Set problem
Report each line of the data that includes the word "JSON".

+===+

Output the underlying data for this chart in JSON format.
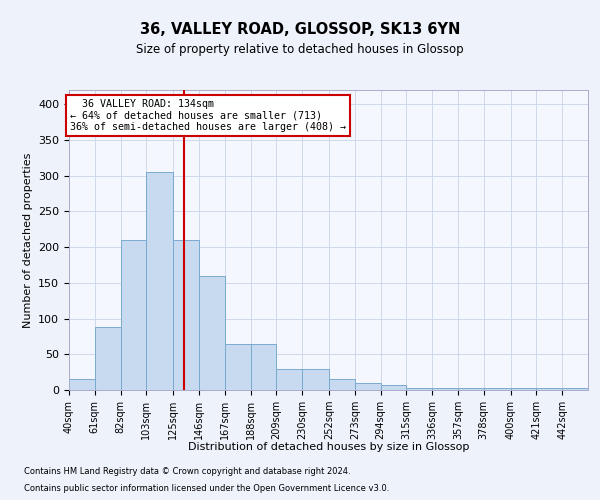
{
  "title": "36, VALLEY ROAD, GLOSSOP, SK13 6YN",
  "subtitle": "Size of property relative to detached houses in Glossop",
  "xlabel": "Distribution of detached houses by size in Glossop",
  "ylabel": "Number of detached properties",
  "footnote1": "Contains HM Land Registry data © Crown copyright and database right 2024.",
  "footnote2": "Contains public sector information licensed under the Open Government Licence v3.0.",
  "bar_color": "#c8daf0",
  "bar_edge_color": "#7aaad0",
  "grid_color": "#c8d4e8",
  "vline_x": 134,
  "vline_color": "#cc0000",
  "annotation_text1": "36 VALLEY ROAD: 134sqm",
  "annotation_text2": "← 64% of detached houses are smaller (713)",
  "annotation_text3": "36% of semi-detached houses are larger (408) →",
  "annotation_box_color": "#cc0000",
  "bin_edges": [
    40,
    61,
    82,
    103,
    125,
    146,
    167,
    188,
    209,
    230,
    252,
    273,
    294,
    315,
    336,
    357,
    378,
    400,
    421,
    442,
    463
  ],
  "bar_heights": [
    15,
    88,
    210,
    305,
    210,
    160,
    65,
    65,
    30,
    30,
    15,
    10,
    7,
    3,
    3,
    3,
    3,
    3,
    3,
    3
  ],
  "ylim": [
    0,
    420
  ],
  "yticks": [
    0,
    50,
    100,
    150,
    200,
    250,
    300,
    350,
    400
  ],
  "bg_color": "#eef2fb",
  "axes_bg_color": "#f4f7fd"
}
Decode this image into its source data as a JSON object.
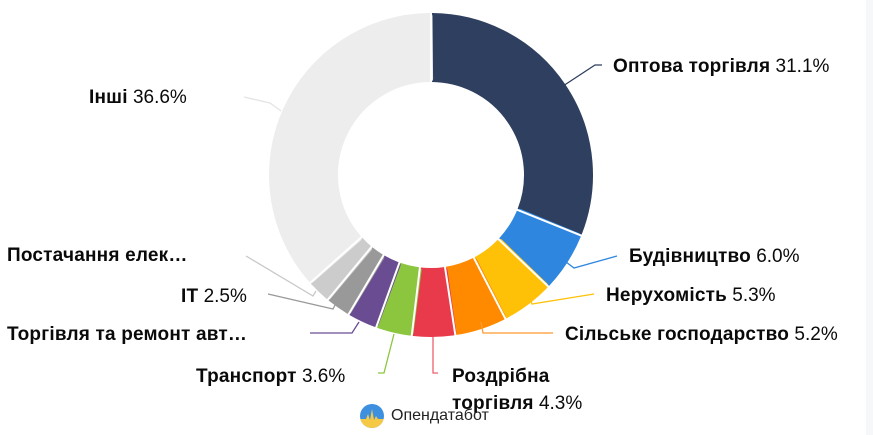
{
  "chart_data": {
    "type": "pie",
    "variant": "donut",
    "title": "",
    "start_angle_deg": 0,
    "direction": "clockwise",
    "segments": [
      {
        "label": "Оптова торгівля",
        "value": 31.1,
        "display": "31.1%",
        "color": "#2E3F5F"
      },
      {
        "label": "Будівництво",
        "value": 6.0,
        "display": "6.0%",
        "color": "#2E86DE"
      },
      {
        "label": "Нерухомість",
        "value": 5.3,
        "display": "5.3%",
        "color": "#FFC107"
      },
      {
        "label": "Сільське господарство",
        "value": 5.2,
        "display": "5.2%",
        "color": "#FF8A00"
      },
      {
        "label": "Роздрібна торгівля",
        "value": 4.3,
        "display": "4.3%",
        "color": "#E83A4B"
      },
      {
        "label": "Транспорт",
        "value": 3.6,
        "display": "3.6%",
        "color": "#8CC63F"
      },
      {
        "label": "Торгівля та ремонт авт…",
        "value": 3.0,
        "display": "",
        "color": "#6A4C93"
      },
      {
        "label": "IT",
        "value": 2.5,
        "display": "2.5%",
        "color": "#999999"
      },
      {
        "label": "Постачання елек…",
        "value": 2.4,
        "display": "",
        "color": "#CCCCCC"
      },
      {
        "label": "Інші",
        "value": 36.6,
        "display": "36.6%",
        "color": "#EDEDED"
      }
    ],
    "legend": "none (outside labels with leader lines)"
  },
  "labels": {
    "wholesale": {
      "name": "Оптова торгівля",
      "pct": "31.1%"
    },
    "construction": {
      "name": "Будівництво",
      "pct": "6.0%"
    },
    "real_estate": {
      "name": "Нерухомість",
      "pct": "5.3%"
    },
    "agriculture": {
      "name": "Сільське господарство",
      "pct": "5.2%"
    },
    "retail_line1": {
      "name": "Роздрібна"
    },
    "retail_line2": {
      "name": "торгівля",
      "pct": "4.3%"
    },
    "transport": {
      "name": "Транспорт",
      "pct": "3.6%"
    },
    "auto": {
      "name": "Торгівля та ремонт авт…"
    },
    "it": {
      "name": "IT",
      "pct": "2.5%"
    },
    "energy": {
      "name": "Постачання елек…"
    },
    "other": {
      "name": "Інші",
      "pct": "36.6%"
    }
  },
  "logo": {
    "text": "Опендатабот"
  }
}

+===+

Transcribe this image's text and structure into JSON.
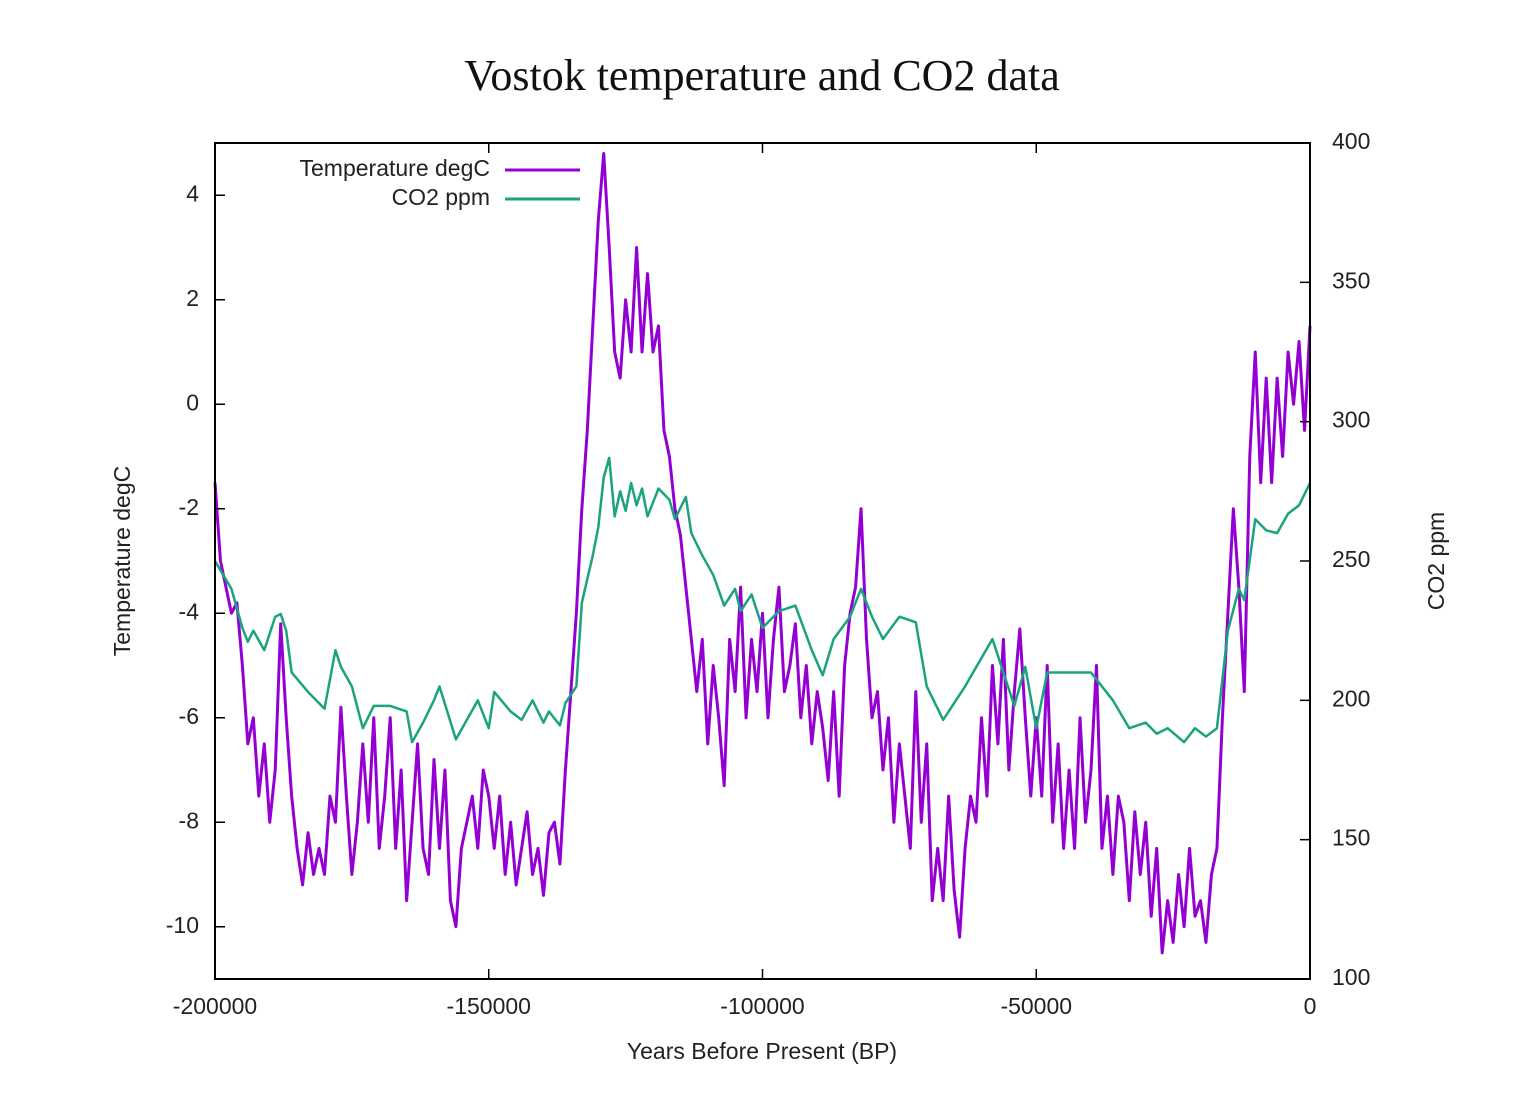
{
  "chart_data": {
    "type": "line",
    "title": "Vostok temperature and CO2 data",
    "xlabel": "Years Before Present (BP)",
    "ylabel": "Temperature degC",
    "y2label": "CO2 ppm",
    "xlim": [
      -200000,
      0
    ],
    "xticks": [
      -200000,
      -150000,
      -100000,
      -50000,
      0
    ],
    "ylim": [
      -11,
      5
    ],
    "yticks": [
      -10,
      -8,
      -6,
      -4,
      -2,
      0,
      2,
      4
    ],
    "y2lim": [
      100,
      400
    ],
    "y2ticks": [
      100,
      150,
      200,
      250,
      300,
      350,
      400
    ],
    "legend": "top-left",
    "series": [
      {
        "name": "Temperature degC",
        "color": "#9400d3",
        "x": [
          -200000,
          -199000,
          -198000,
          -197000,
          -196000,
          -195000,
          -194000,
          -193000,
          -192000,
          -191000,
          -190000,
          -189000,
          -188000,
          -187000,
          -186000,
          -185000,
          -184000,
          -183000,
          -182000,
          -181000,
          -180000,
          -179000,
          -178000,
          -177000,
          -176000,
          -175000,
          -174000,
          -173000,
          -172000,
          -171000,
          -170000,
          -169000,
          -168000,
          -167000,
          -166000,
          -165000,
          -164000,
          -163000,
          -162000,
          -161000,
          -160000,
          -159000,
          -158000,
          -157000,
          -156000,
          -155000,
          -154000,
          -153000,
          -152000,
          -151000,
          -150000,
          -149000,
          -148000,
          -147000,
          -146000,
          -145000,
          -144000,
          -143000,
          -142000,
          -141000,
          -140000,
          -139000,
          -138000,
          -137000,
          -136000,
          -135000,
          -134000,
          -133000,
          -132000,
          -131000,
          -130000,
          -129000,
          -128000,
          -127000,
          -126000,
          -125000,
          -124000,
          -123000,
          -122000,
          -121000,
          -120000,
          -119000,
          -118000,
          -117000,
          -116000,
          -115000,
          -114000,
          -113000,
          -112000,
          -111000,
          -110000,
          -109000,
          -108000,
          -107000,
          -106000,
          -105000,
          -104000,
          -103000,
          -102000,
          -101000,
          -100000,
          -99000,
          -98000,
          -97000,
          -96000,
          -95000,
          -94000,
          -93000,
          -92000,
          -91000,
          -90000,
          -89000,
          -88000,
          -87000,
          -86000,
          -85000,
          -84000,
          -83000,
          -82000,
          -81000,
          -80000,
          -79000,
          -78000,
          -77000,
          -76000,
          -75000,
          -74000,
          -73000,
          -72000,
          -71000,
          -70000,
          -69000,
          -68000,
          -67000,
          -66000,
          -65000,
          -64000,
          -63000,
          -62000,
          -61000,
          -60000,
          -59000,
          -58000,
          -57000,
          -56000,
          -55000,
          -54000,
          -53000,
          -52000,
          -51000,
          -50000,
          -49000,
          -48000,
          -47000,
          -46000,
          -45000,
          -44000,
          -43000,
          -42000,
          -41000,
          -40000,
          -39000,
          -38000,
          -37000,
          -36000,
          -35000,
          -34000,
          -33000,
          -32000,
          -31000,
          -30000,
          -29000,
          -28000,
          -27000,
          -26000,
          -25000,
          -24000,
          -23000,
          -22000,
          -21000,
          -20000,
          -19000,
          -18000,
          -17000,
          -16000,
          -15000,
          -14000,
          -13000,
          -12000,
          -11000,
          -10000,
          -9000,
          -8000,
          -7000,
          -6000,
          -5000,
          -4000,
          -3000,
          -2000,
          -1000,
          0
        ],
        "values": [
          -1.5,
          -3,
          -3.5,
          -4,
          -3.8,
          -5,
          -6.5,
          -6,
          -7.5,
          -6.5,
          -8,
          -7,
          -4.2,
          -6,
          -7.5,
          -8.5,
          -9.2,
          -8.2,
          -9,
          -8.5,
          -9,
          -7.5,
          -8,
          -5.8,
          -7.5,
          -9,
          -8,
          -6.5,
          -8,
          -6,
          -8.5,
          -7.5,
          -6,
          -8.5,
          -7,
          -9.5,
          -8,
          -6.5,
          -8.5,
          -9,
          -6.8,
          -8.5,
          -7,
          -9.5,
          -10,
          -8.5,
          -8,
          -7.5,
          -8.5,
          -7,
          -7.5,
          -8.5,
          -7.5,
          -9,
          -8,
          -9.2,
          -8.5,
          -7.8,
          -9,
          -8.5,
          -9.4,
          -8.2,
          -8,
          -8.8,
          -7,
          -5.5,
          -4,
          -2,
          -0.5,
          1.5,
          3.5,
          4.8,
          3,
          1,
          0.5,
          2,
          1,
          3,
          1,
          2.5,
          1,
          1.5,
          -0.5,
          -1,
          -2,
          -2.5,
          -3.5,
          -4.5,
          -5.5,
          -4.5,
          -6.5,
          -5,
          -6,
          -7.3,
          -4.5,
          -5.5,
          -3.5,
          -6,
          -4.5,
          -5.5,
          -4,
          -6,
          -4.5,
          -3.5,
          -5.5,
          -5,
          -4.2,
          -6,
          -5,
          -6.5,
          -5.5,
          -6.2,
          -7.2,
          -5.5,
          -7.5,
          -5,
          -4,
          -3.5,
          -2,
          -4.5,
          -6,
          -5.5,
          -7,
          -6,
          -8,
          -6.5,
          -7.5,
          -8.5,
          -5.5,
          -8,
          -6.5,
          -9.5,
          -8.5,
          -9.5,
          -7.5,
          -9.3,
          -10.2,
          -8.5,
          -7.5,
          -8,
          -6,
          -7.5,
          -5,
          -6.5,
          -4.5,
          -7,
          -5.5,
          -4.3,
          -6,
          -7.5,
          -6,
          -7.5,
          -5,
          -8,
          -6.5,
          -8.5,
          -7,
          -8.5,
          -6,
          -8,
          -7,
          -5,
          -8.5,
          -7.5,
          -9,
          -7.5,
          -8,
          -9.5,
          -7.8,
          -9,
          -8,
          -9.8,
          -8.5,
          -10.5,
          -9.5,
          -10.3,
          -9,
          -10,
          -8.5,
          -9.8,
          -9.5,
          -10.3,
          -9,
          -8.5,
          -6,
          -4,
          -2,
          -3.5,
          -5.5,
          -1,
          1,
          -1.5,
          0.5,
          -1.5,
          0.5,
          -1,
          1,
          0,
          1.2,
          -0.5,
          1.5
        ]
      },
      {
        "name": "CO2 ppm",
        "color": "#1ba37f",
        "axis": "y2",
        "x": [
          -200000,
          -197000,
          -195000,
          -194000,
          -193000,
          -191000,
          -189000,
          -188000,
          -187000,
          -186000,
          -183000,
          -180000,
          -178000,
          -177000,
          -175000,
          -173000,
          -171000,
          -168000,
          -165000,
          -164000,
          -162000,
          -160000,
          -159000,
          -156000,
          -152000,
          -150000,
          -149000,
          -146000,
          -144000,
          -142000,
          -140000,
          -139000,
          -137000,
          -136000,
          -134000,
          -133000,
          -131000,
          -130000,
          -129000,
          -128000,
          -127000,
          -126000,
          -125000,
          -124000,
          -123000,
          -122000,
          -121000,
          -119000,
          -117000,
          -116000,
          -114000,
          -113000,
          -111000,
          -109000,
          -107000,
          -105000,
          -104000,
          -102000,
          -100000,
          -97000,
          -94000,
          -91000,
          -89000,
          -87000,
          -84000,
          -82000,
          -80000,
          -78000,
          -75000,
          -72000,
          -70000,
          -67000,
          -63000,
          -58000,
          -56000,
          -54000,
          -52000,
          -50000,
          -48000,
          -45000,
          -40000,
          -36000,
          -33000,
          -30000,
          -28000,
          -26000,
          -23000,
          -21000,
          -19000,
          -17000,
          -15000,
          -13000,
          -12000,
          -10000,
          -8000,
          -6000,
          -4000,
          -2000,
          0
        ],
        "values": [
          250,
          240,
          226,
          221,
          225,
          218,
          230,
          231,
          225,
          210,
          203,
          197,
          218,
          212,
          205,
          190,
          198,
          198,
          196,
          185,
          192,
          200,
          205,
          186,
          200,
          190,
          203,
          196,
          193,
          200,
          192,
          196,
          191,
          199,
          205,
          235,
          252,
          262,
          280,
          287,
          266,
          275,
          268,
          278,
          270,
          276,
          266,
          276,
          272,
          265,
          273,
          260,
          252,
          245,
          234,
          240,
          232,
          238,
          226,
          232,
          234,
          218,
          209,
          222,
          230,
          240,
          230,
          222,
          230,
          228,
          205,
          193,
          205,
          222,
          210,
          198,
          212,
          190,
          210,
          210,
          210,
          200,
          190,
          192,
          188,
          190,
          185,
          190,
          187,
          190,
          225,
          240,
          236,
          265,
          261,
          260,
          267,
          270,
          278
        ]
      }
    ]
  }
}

+===+

Task answer
Output the underlying data for this chart in JSON format.
Decode this image into its source data as a JSON object.
Transcribe this image's text and structure into JSON.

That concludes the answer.